▽

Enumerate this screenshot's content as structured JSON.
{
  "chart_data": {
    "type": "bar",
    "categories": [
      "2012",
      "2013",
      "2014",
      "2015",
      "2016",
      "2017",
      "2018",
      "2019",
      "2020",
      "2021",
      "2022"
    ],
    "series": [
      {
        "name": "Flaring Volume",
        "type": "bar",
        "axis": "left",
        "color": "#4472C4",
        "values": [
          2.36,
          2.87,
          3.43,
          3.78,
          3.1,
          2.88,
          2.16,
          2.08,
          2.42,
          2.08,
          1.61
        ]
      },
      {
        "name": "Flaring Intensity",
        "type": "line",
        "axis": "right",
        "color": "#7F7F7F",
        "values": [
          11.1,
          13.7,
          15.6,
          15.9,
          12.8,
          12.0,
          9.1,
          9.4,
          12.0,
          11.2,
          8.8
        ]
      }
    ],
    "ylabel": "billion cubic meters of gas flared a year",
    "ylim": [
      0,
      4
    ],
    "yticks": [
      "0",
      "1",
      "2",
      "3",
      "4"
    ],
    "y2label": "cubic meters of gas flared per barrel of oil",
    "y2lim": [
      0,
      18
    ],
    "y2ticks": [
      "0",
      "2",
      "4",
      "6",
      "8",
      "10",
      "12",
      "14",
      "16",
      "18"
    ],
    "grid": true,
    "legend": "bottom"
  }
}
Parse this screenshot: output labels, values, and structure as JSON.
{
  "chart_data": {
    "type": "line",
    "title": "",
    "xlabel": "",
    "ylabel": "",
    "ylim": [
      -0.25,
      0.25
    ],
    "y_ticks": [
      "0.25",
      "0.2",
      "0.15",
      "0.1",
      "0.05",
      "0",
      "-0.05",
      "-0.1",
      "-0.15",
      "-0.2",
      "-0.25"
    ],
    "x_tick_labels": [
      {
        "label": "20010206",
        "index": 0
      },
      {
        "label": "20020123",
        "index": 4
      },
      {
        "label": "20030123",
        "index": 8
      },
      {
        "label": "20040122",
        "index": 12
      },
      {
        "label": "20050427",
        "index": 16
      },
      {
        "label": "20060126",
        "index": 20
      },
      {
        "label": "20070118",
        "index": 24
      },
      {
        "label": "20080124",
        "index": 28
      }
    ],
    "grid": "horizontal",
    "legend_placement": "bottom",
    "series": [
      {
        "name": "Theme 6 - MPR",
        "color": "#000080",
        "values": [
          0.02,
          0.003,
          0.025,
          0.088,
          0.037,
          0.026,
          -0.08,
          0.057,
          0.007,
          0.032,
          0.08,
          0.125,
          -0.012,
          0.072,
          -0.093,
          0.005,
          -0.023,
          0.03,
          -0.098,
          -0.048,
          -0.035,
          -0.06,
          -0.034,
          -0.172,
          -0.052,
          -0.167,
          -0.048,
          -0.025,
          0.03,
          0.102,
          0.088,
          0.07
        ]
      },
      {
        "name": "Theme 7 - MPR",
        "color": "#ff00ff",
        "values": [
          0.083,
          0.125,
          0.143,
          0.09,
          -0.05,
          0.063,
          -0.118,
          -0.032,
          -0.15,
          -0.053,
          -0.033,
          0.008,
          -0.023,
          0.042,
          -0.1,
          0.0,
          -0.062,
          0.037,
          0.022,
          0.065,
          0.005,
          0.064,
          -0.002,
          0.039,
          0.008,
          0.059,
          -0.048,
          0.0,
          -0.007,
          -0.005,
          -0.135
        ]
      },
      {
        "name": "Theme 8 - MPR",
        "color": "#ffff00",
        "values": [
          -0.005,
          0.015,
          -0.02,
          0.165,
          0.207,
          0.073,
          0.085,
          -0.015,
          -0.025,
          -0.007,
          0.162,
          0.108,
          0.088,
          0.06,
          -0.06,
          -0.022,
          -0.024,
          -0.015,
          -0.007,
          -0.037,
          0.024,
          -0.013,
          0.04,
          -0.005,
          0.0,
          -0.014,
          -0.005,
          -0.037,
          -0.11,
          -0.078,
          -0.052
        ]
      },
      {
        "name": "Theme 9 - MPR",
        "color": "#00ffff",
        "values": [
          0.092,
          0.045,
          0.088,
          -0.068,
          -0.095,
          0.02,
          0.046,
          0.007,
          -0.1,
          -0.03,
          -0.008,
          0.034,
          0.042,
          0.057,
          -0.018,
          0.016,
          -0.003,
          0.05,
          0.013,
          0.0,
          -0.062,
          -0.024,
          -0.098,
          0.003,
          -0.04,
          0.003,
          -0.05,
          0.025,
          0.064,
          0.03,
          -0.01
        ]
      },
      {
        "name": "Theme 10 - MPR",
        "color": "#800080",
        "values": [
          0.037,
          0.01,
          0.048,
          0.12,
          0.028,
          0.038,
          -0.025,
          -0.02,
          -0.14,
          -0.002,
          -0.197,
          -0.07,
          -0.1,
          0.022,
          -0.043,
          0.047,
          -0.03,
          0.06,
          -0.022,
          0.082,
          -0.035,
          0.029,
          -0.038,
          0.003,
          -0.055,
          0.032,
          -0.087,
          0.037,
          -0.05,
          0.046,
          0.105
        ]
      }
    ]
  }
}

△

Work to complete =
Give the complete listing a second time, exactly as it reads.

Answer for the task =
Enumerate this screenshot's content as structured JSON.
{
  "chart_data": {
    "type": "bar",
    "categories": [
      "2012",
      "2013",
      "2014",
      "2015",
      "2016",
      "2017",
      "2018",
      "2019",
      "2020",
      "2021",
      "2022"
    ],
    "series": [
      {
        "name": "Flaring Volume",
        "type": "bar",
        "axis": "left",
        "color": "#4472C4",
        "values": [
          2.36,
          2.87,
          3.43,
          3.78,
          3.1,
          2.88,
          2.16,
          2.08,
          2.42,
          2.08,
          1.61
        ]
      },
      {
        "name": "Flaring Intensity",
        "type": "line",
        "axis": "right",
        "color": "#7F7F7F",
        "values": [
          11.1,
          13.7,
          15.6,
          15.9,
          12.8,
          12.0,
          9.1,
          9.4,
          12.0,
          11.2,
          8.8
        ]
      }
    ],
    "ylabel": "billion cubic meters of gas flared a year",
    "ylim": [
      0,
      4
    ],
    "yticks": [
      "0",
      "1",
      "2",
      "3",
      "4"
    ],
    "y2label": "cubic meters of gas flared per barrel of oil",
    "y2lim": [
      0,
      18
    ],
    "y2ticks": [
      "0",
      "2",
      "4",
      "6",
      "8",
      "10",
      "12",
      "14",
      "16",
      "18"
    ],
    "grid": true,
    "legend": "bottom"
  }
}
Parse this screenshot: output labels, values, and structure as JSON.
{
  "chart_data": {
    "type": "line",
    "title": "",
    "xlabel": "",
    "ylabel": "",
    "ylim": [
      -0.25,
      0.25
    ],
    "y_ticks": [
      "0.25",
      "0.2",
      "0.15",
      "0.1",
      "0.05",
      "0",
      "-0.05",
      "-0.1",
      "-0.15",
      "-0.2",
      "-0.25"
    ],
    "x_tick_labels": [
      {
        "label": "20010206",
        "index": 0
      },
      {
        "label": "20020123",
        "index": 4
      },
      {
        "label": "20030123",
        "index": 8
      },
      {
        "label": "20040122",
        "index": 12
      },
      {
        "label": "20050427",
        "index": 16
      },
      {
        "label": "20060126",
        "index": 20
      },
      {
        "label": "20070118",
        "index": 24
      },
      {
        "label": "20080124",
        "index": 28
      }
    ],
    "grid": "horizontal",
    "legend_placement": "bottom",
    "series": [
      {
        "name": "Theme 6 - MPR",
        "color": "#000080",
        "values": [
          0.02,
          0.003,
          0.025,
          0.088,
          0.037,
          0.026,
          -0.08,
          0.057,
          0.007,
          0.032,
          0.08,
          0.125,
          -0.012,
          0.072,
          -0.093,
          0.005,
          -0.023,
          0.03,
          -0.098,
          -0.048,
          -0.035,
          -0.06,
          -0.034,
          -0.172,
          -0.052,
          -0.167,
          -0.048,
          -0.025,
          0.03,
          0.102,
          0.088,
          0.07
        ]
      },
      {
        "name": "Theme 7 - MPR",
        "color": "#ff00ff",
        "values": [
          0.083,
          0.125,
          0.143,
          0.09,
          -0.05,
          0.063,
          -0.118,
          -0.032,
          -0.15,
          -0.053,
          -0.033,
          0.008,
          -0.023,
          0.042,
          -0.1,
          0.0,
          -0.062,
          0.037,
          0.022,
          0.065,
          0.005,
          0.064,
          -0.002,
          0.039,
          0.008,
          0.059,
          -0.048,
          0.0,
          -0.007,
          -0.005,
          -0.135
        ]
      },
      {
        "name": "Theme 8 - MPR",
        "color": "#ffff00",
        "values": [
          -0.005,
          0.015,
          -0.02,
          0.165,
          0.207,
          0.073,
          0.085,
          -0.015,
          -0.025,
          -0.007,
          0.162,
          0.108,
          0.088,
          0.06,
          -0.06,
          -0.022,
          -0.024,
          -0.015,
          -0.007,
          -0.037,
          0.024,
          -0.013,
          0.04,
          -0.005,
          0.0,
          -0.014,
          -0.005,
          -0.037,
          -0.11,
          -0.078,
          -0.052
        ]
      },
      {
        "name": "Theme 9 - MPR",
        "color": "#00ffff",
        "values": [
          0.092,
          0.045,
          0.088,
          -0.068,
          -0.095,
          0.02,
          0.046,
          0.007,
          -0.1,
          -0.03,
          -0.008,
          0.034,
          0.042,
          0.057,
          -0.018,
          0.016,
          -0.003,
          0.05,
          0.013,
          0.0,
          -0.062,
          -0.024,
          -0.098,
          0.003,
          -0.04,
          0.003,
          -0.05,
          0.025,
          0.064,
          0.03,
          -0.01
        ]
      },
      {
        "name": "Theme 10 - MPR",
        "color": "#800080",
        "values": [
          0.037,
          0.01,
          0.048,
          0.12,
          0.028,
          0.038,
          -0.025,
          -0.02,
          -0.14,
          -0.002,
          -0.197,
          -0.07,
          -0.1,
          0.022,
          -0.043,
          0.047,
          -0.03,
          0.06,
          -0.022,
          0.082,
          -0.035,
          0.029,
          -0.038,
          0.003,
          -0.055,
          0.032,
          -0.087,
          0.037,
          -0.05,
          0.046,
          0.105
        ]
      }
    ]
  }
}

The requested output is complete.